## Begin PROVIDED INFORMATION
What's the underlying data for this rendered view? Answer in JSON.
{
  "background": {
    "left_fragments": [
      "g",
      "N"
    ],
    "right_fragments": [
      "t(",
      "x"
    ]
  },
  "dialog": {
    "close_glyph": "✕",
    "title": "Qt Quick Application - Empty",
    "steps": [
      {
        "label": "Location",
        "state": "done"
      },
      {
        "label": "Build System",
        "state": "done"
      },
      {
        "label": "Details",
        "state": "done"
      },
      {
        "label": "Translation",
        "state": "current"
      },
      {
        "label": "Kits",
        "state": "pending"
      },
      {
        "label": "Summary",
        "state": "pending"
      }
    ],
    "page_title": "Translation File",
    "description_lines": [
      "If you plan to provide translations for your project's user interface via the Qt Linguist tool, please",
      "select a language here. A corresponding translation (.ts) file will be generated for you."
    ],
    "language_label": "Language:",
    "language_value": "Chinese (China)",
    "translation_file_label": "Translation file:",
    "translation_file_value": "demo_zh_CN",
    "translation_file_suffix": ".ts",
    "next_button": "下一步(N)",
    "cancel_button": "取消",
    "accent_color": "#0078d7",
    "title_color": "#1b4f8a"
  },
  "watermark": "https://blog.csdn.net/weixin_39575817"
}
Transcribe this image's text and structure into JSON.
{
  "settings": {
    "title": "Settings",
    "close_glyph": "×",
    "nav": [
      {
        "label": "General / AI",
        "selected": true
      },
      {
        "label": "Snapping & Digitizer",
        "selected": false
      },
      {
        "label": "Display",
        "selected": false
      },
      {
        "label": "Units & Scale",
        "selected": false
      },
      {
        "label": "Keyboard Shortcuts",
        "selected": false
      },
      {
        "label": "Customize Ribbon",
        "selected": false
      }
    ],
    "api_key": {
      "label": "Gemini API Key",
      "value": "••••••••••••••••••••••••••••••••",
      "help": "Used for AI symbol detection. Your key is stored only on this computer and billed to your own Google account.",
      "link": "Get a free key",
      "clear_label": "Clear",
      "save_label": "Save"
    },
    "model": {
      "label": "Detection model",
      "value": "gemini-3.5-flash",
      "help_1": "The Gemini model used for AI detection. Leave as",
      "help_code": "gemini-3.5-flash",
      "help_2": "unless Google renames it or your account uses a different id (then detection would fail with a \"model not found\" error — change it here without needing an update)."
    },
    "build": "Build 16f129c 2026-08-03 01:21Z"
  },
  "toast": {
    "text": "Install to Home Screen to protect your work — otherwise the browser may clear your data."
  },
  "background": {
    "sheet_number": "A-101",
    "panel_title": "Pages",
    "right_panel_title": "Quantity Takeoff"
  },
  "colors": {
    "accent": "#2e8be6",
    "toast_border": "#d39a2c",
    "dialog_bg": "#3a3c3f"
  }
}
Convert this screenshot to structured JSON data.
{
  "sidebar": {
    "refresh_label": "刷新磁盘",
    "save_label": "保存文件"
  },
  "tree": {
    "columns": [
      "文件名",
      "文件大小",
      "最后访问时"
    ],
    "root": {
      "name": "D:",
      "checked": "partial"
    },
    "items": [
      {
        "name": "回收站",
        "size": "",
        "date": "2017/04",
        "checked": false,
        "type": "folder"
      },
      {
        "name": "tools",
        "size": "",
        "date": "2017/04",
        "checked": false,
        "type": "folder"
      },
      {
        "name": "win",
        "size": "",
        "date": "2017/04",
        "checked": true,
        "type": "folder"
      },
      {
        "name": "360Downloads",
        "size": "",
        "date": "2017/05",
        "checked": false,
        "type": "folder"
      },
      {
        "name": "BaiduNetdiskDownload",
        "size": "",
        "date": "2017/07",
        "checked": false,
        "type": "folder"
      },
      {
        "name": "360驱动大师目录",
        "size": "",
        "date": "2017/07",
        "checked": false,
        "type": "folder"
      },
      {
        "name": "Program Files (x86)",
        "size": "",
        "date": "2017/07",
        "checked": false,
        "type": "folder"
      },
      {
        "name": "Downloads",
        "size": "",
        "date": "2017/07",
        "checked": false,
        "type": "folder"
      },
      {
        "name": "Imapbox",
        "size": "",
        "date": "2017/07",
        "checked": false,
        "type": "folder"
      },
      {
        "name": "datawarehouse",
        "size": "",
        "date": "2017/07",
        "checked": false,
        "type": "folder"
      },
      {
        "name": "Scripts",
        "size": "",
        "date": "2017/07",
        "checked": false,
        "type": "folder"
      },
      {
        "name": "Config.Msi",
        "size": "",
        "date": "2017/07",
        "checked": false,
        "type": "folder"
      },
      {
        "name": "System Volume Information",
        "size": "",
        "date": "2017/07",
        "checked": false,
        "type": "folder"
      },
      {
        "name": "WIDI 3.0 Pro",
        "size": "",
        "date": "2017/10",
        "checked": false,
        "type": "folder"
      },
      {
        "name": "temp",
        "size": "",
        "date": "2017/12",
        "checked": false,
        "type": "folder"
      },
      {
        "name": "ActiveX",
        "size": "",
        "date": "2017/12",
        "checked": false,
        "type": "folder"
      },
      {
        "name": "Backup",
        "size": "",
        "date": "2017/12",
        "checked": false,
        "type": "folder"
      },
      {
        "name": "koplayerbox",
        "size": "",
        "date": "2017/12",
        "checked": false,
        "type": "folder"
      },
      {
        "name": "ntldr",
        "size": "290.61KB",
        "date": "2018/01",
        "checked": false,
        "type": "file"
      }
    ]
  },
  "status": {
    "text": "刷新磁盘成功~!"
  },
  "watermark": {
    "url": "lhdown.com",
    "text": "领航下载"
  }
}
## End PROVIDED INFORMATION
PROBLEM TO SOLVE:
Among the entries above, how many lines hold the string "your"? Give the number by itself.

COMPLETE OUTPUT:
4